(Task input):
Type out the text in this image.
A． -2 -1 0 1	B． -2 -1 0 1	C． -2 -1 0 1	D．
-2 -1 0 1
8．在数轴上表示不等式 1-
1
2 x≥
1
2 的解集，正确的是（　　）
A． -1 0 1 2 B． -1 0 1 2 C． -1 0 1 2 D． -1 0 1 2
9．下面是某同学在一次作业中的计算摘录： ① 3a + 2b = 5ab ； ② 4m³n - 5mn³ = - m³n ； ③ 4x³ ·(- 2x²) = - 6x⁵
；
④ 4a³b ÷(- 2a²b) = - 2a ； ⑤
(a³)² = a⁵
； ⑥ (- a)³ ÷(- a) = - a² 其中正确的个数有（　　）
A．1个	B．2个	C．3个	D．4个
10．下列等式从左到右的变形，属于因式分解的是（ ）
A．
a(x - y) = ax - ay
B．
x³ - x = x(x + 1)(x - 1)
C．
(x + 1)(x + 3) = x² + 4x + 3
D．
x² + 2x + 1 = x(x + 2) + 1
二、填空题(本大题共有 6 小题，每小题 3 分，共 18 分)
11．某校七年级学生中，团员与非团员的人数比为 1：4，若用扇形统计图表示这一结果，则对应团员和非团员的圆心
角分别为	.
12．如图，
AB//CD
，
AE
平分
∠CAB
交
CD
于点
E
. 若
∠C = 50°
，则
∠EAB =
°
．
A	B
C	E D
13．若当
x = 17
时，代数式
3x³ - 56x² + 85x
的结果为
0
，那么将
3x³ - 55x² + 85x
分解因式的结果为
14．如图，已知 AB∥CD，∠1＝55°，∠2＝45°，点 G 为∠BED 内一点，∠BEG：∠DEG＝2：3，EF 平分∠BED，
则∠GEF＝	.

(Given request):
Every entry in the listing must be retyped exactly.

(Reply to the task):
Type out the text in this image.
A． -2 -1 0 1	B． -2 -1 0 1	C． -2 -1 0 1	D．
-2 -1 0 1
8．在数轴上表示不等式 1-
1
2 x≥
1
2 的解集，正确的是（　　）
A． -1 0 1 2 B． -1 0 1 2 C． -1 0 1 2 D． -1 0 1 2
9．下面是某同学在一次作业中的计算摘录： ① 3a + 2b = 5ab ； ② 4m³n - 5mn³ = - m³n ； ③ 4x³ ·(- 2x²) = - 6x⁵
；
④ 4a³b ÷(- 2a²b) = - 2a ； ⑤
(a³)² = a⁵
； ⑥ (- a)³ ÷(- a) = - a² 其中正确的个数有（　　）
A．1个	B．2个	C．3个	D．4个
10．下列等式从左到右的变形，属于因式分解的是（ ）
A．
a(x - y) = ax - ay
B．
x³ - x = x(x + 1)(x - 1)
C．
(x + 1)(x + 3) = x² + 4x + 3
D．
x² + 2x + 1 = x(x + 2) + 1
二、填空题(本大题共有 6 小题，每小题 3 分，共 18 分)
11．某校七年级学生中，团员与非团员的人数比为 1：4，若用扇形统计图表示这一结果，则对应团员和非团员的圆心
角分别为	.
12．如图，
AB//CD
，
AE
平分
∠CAB
交
CD
于点
E
. 若
∠C = 50°
，则
∠EAB =
°
．
A	B
C	E D
13．若当
x = 17
时，代数式
3x³ - 56x² + 85x
的结果为
0
，那么将
3x³ - 55x² + 85x
分解因式的结果为
14．如图，已知 AB∥CD，∠1＝55°，∠2＝45°，点 G 为∠BED 内一点，∠BEG：∠DEG＝2：3，EF 平分∠BED，
则∠GEF＝	.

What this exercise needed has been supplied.